— Start Records supplied —

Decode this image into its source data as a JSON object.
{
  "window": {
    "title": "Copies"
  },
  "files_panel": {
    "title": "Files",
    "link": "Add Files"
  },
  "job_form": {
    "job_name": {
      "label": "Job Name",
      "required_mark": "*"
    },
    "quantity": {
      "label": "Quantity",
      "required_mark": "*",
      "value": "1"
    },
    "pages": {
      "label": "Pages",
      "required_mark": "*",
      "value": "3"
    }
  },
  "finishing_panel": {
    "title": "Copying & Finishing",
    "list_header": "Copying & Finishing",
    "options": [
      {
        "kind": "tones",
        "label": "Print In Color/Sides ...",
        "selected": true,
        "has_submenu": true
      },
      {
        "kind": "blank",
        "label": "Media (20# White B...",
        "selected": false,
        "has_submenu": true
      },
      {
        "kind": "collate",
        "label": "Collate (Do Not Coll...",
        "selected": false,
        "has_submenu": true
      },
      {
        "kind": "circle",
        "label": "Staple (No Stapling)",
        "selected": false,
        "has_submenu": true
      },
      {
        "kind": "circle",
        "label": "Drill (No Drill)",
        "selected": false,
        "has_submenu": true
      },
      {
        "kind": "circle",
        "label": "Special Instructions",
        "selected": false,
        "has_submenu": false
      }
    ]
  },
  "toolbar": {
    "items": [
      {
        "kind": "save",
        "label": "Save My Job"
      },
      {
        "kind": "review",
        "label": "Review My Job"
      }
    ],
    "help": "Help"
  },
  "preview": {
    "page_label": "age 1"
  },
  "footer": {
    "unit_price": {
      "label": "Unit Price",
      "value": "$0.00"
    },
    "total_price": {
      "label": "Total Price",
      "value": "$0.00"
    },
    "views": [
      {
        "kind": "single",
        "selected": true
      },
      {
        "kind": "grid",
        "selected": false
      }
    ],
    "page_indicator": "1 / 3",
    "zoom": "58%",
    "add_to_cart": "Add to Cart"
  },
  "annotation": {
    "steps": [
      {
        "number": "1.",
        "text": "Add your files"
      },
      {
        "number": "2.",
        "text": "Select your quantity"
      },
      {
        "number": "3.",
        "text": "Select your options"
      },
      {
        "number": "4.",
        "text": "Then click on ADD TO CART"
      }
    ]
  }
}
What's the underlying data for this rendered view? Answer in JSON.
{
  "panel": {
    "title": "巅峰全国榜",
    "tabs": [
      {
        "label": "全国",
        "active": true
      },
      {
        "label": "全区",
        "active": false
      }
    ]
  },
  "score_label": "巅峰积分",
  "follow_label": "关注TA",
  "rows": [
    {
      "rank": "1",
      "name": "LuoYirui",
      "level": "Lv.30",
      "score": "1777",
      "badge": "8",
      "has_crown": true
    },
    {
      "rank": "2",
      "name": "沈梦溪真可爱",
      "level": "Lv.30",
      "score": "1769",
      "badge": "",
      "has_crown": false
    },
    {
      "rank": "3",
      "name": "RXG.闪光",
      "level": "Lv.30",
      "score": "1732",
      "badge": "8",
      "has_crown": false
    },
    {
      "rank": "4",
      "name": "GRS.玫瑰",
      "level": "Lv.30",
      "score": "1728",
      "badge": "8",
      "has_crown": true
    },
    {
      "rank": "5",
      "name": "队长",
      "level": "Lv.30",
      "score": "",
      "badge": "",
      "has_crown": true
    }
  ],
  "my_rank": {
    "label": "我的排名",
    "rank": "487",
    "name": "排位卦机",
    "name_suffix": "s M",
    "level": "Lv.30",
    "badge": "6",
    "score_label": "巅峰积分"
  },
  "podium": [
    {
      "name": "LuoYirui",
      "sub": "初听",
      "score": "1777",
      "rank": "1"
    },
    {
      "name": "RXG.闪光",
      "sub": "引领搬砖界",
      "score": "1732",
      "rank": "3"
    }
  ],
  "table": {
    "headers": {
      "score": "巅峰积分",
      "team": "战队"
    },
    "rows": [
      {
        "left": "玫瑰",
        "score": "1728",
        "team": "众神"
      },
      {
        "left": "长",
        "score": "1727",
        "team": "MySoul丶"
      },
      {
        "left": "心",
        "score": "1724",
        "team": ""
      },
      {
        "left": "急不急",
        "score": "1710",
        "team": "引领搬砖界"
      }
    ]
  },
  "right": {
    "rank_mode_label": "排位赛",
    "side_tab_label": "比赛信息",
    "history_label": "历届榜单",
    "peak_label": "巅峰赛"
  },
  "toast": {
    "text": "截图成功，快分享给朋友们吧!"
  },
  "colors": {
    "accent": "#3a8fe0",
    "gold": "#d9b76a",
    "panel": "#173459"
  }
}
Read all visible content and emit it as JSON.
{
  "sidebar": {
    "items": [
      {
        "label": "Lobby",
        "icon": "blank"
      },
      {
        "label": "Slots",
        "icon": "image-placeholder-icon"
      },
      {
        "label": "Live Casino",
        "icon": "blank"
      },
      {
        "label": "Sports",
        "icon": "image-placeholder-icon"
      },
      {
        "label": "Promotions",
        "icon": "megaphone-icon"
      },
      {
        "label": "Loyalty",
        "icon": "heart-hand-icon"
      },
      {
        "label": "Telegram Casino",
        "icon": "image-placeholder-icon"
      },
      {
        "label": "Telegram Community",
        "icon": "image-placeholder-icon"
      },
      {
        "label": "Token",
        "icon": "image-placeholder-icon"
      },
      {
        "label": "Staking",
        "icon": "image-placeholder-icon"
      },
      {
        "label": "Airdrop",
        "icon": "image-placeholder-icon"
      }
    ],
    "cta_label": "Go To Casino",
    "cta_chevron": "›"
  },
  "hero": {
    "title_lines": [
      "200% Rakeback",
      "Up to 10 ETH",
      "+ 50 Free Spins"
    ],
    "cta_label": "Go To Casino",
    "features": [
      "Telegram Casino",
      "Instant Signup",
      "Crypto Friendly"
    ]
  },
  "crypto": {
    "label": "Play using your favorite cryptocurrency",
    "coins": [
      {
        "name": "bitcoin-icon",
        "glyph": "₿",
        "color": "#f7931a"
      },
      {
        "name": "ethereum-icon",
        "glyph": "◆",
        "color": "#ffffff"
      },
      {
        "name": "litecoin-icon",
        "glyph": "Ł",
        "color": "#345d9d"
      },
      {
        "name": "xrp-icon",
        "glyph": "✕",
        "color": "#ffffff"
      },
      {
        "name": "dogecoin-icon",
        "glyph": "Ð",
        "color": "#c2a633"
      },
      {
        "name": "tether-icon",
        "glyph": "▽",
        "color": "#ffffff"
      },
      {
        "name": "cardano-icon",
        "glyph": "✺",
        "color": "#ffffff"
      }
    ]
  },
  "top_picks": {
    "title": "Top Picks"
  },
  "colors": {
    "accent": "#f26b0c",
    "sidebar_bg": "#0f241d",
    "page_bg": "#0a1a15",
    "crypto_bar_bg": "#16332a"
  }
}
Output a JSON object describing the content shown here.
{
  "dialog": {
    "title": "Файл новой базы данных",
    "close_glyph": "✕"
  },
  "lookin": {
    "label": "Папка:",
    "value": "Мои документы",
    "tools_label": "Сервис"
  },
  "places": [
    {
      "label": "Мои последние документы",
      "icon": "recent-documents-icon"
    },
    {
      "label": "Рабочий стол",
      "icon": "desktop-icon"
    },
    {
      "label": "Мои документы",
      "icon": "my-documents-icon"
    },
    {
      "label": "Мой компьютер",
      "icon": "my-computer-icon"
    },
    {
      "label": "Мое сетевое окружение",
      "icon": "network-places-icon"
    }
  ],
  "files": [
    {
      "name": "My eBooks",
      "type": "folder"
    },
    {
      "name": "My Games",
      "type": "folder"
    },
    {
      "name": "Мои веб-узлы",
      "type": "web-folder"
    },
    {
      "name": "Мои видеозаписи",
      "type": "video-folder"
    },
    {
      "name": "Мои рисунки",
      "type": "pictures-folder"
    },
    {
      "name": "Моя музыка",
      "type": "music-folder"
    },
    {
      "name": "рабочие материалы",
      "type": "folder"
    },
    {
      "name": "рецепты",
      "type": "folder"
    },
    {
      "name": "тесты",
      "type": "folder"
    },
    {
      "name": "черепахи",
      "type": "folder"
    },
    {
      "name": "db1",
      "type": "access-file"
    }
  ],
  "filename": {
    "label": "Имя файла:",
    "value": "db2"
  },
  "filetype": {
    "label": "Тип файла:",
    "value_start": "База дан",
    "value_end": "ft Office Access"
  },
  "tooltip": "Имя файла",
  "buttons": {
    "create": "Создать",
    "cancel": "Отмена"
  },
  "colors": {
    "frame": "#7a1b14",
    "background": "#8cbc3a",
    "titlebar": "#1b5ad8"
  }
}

— End Records supplied —

*Directions*: Using the entries above, return each line that includes the word "документы".

*Correct answer*:
    "value": "Мои документы",
      "label": "Мои последние документы",
      "label": "Мои документы",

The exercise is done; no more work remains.